Work to be completed: Say how many lines in the data below contain the word "used", and give no other text.

Dataset rows of page text:
++++++++
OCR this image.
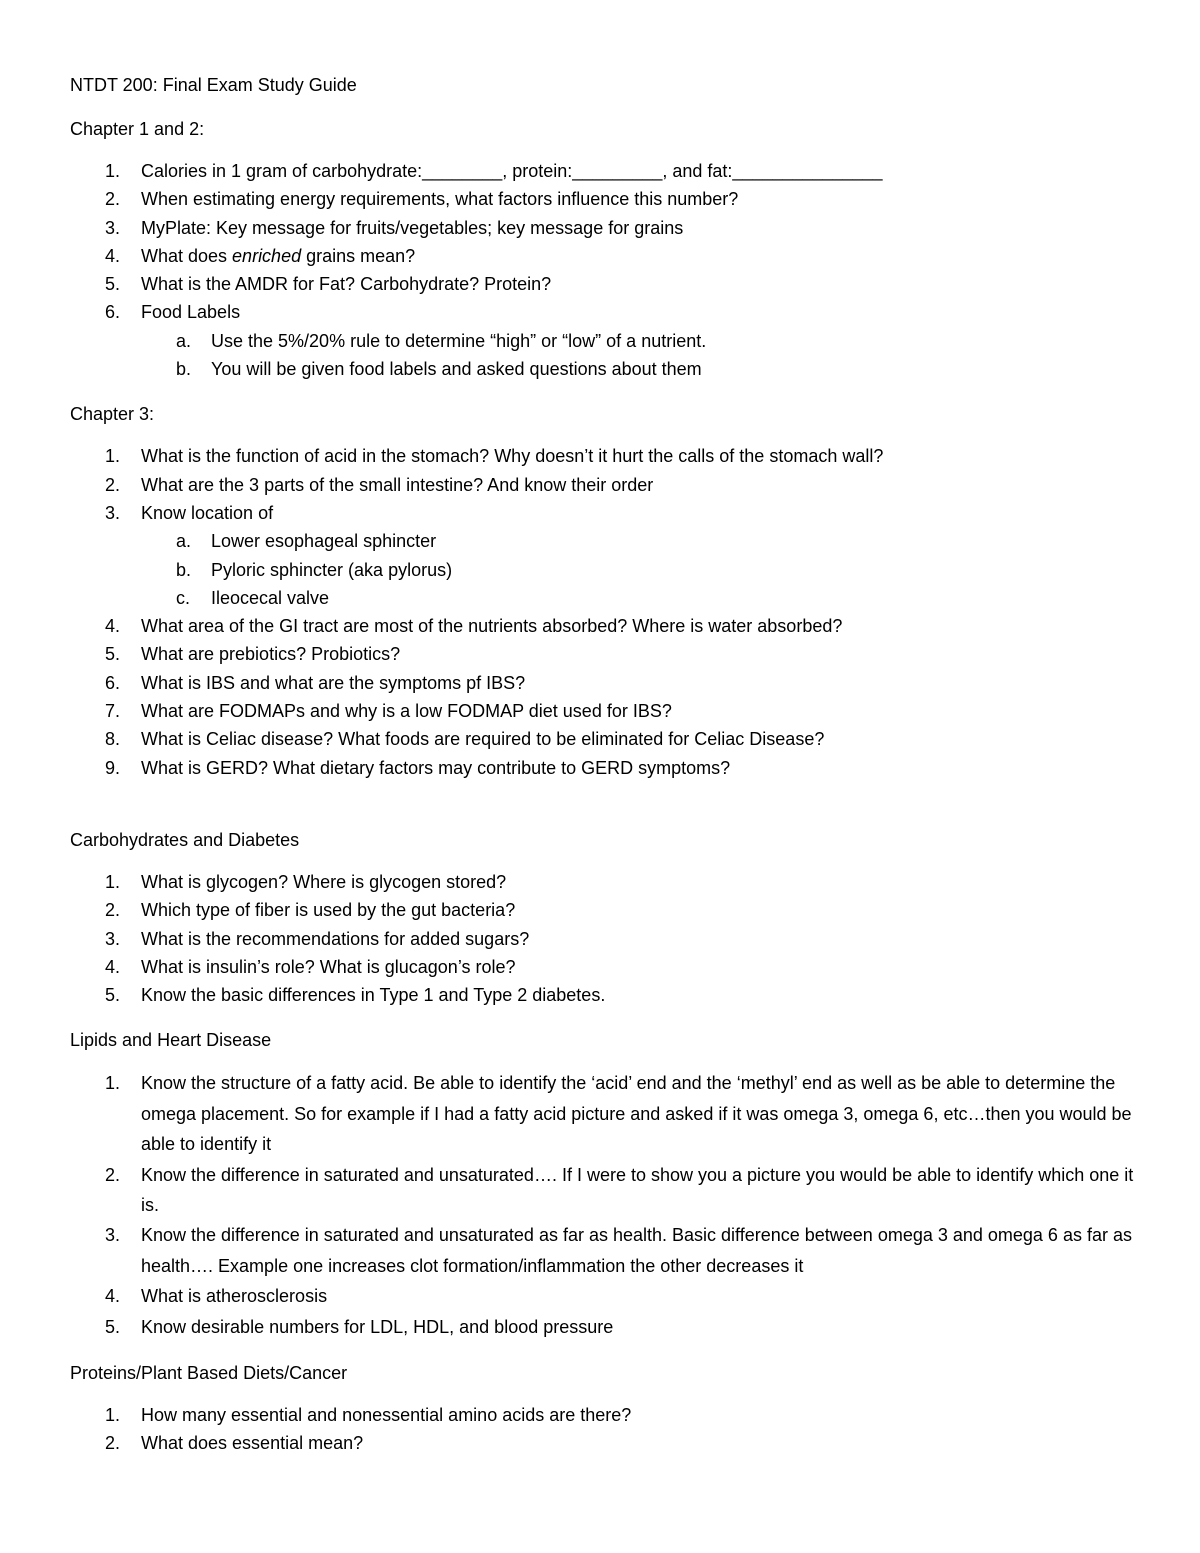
NTDT 200: Final Exam Study Guide
Chapter 1 and 2:
1. Calories in 1 gram of carbohydrate:________, protein:_________, and fat:_______________
2. When estimating energy requirements, what factors influence this number?
3. MyPlate: Key message for fruits/vegetables; key message for grains
4. What does enriched grains mean?
5. What is the AMDR for Fat? Carbohydrate? Protein?
6. Food Labels
a. Use the 5%/20% rule to determine “high” or “low” of a nutrient.
b. You will be given food labels and asked questions about them
Chapter 3:
1. What is the function of acid in the stomach? Why doesn’t it hurt the calls of the stomach wall?
2. What are the 3 parts of the small intestine? And know their order
3. Know location of
a. Lower esophageal sphincter
b. Pyloric sphincter (aka pylorus)
c. Ileocecal valve
4. What area of the GI tract are most of the nutrients absorbed? Where is water absorbed?
5. What are prebiotics? Probiotics?
6. What is IBS and what are the symptoms pf IBS?
7. What are FODMAPs and why is a low FODMAP diet used for IBS?
8. What is Celiac disease? What foods are required to be eliminated for Celiac Disease?
9. What is GERD? What dietary factors may contribute to GERD symptoms?
Carbohydrates and Diabetes
1. What is glycogen? Where is glycogen stored?
2. Which type of fiber is used by the gut bacteria?
3. What is the recommendations for added sugars?
4. What is insulin’s role? What is glucagon’s role?
5. Know the basic differences in Type 1 and Type 2 diabetes.
Lipids and Heart Disease
1. Know the structure of a fatty acid. Be able to identify the ‘acid’ end and the ‘methyl’ end as well as be able to determine the omega placement. So for example if I had a fatty acid picture and asked if it was omega 3, omega 6, etc…then you would be able to identify it
2. Know the difference in saturated and unsaturated…. If I were to show you a picture you would be able to identify which one it is.
3. Know the difference in saturated and unsaturated as far as health. Basic difference between omega 3 and omega 6 as far as health…. Example one increases clot formation/inflammation the other decreases it
4. What is atherosclerosis
5. Know desirable numbers for LDL, HDL, and blood pressure
Proteins/Plant Based Diets/Cancer
1. How many essential and nonessential amino acids are there?
2. What does essential mean?
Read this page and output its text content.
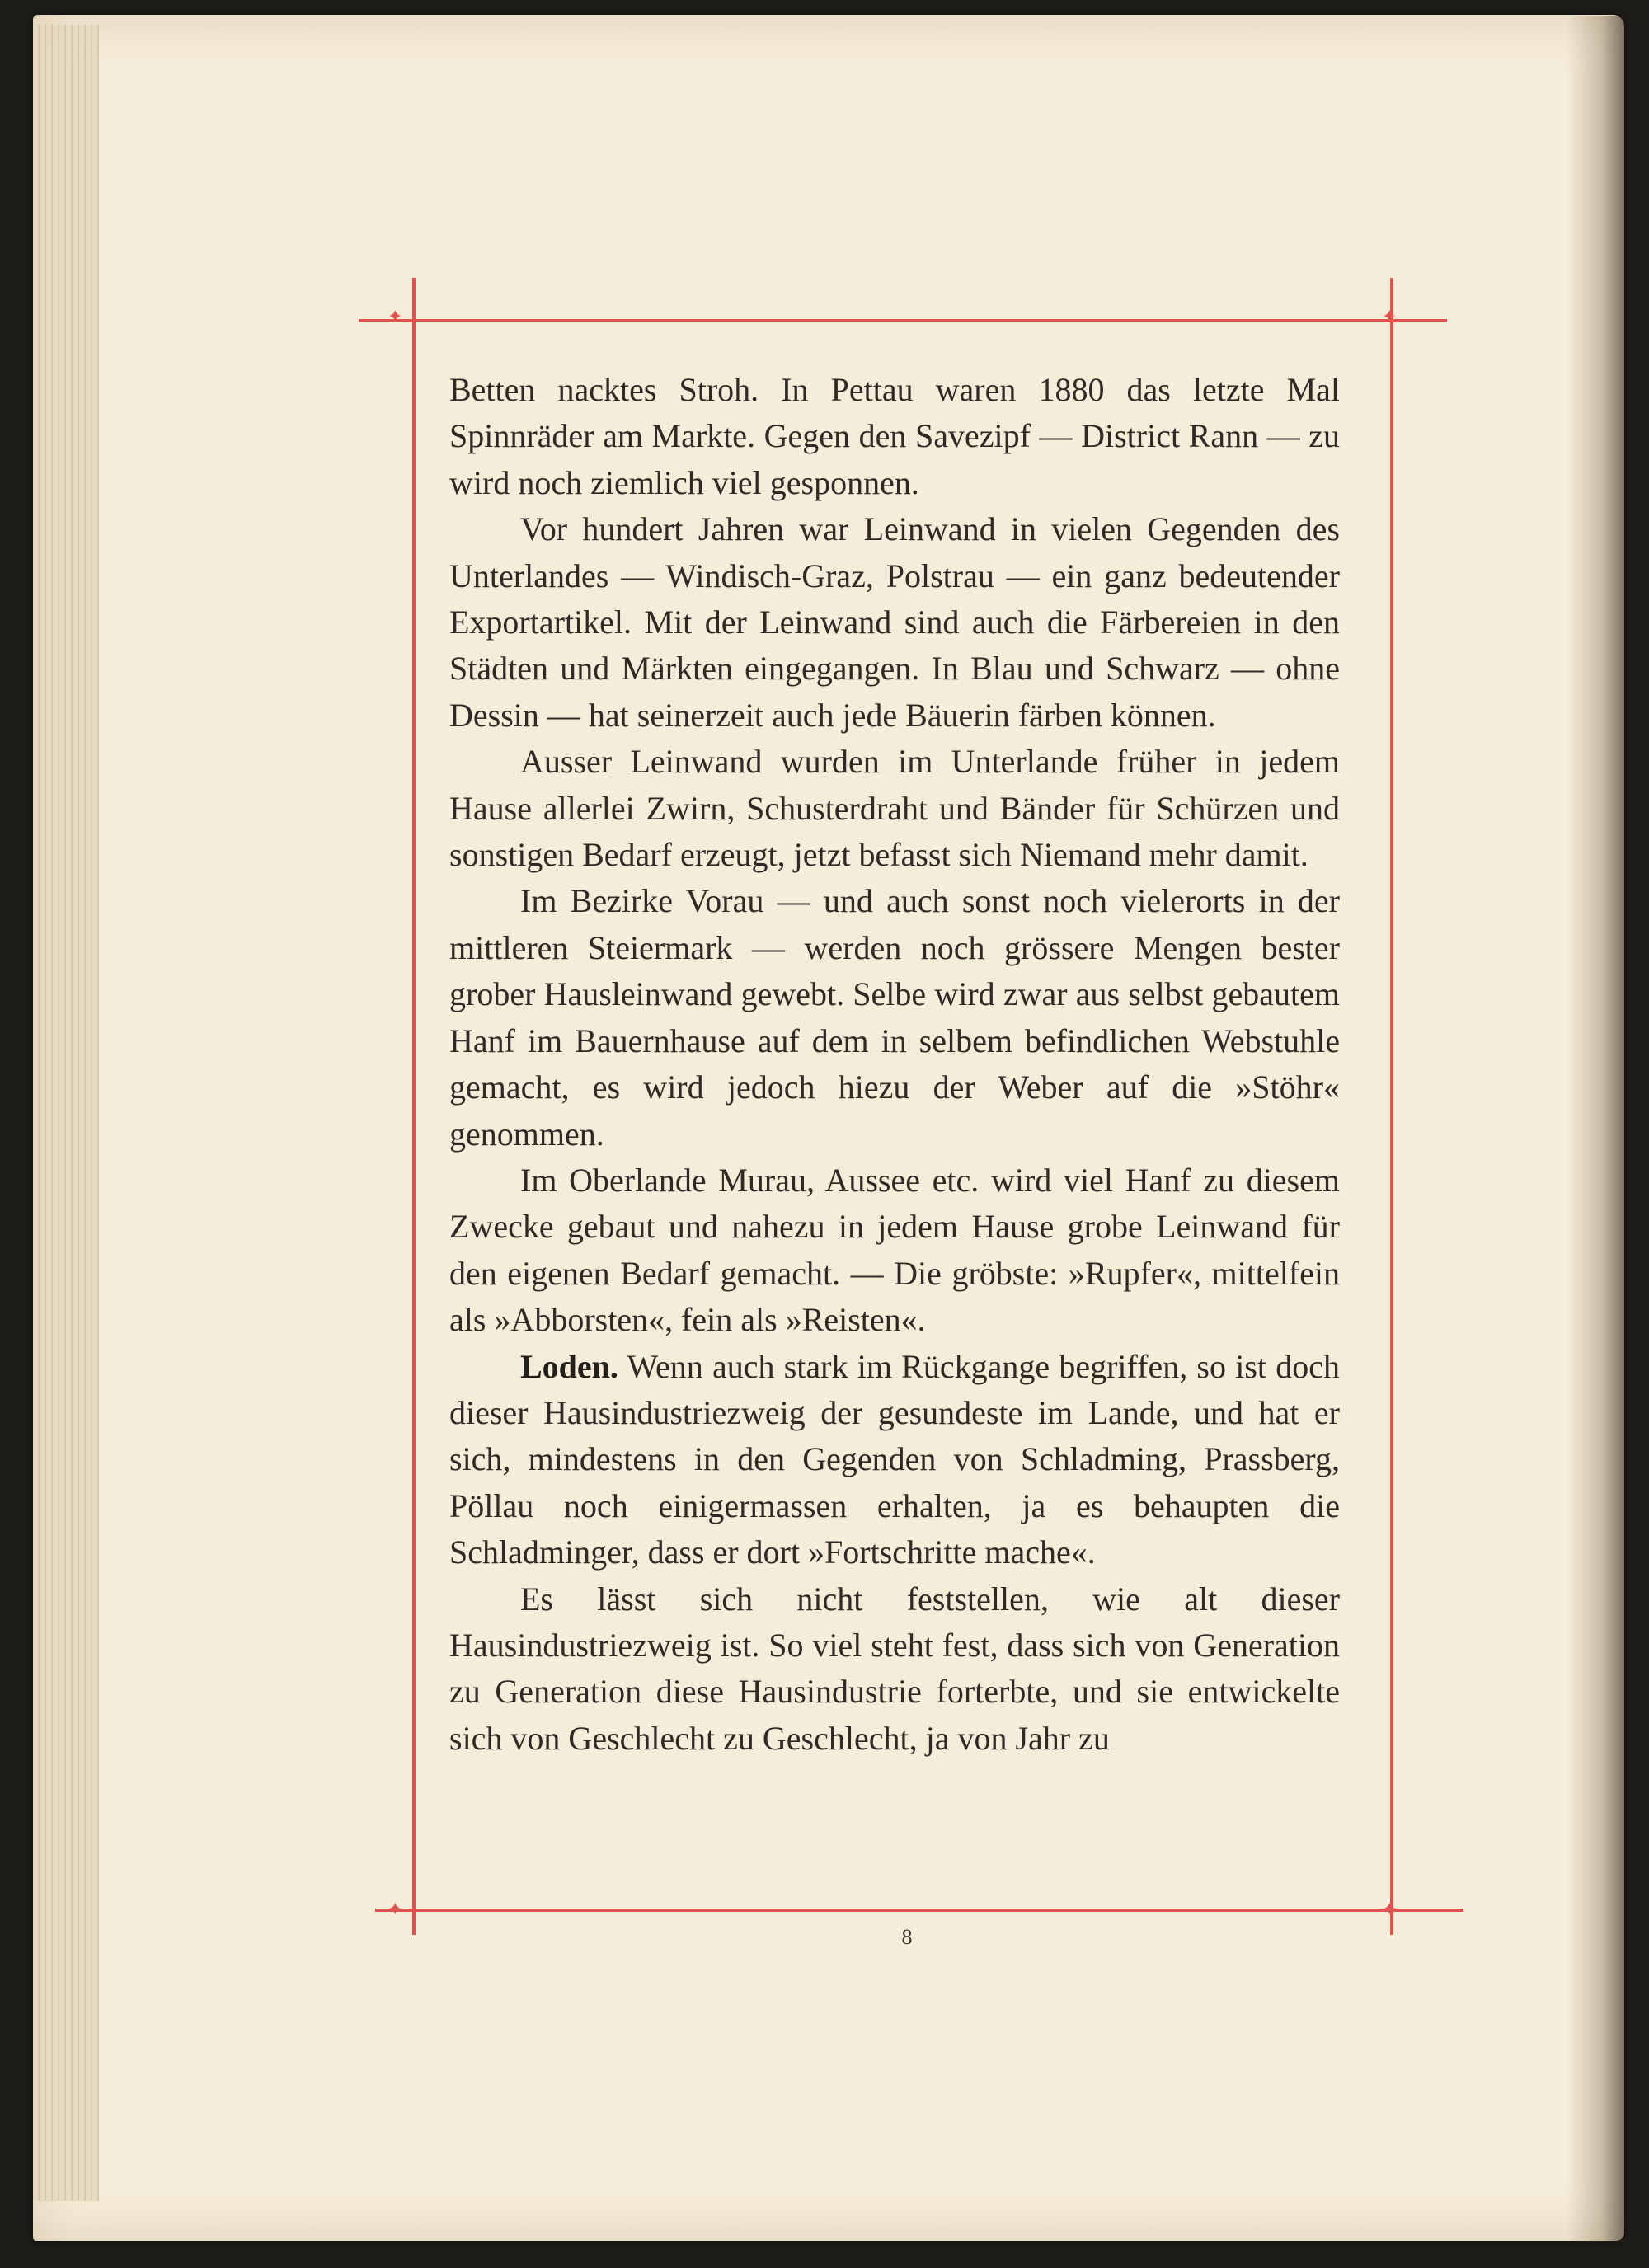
✦	✦
✦	✦

Betten nacktes Stroh. In Pettau waren 1880 das letzte Mal Spinnräder am Markte. Gegen den Savezipf — District Rann — zu wird noch ziemlich viel gesponnen.

Vor hundert Jahren war Leinwand in vielen Gegenden des Unterlandes — Windisch-Graz, Polstrau — ein ganz bedeutender Exportartikel. Mit der Leinwand sind auch die Färbereien in den Städten und Märkten eingegangen. In Blau und Schwarz — ohne Dessin — hat seinerzeit auch jede Bäuerin färben können.

Ausser Leinwand wurden im Unterlande früher in jedem Hause allerlei Zwirn, Schusterdraht und Bänder für Schürzen und sonstigen Bedarf erzeugt, jetzt befasst sich Niemand mehr damit.

Im Bezirke Vorau — und auch sonst noch vielerorts in der mittleren Steiermark — werden noch grössere Mengen bester grober Hausleinwand gewebt. Selbe wird zwar aus selbst gebautem Hanf im Bauernhause auf dem in selbem befindlichen Webstuhle gemacht, es wird jedoch hiezu der Weber auf die »Stöhr« genommen.

Im Oberlande Murau, Aussee etc. wird viel Hanf zu diesem Zwecke gebaut und nahezu in jedem Hause grobe Leinwand für den eigenen Bedarf gemacht. — Die gröbste: »Rupfer«, mittelfein als »Abborsten«, fein als »Reisten«.

Loden. Wenn auch stark im Rückgange begriffen, so ist doch dieser Hausindustriezweig der gesundeste im Lande, und hat er sich, mindestens in den Gegenden von Schladming, Prassberg, Pöllau noch einigermassen erhalten, ja es behaupten die Schladminger, dass er dort »Fortschritte mache«.

Es lässt sich nicht feststellen, wie alt dieser Hausindustriezweig ist. So viel steht fest, dass sich von Generation zu Generation diese Hausindustrie forterbte, und sie entwickelte sich von Geschlecht zu Geschlecht, ja von Jahr zu

8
++++++++
Finished task: 2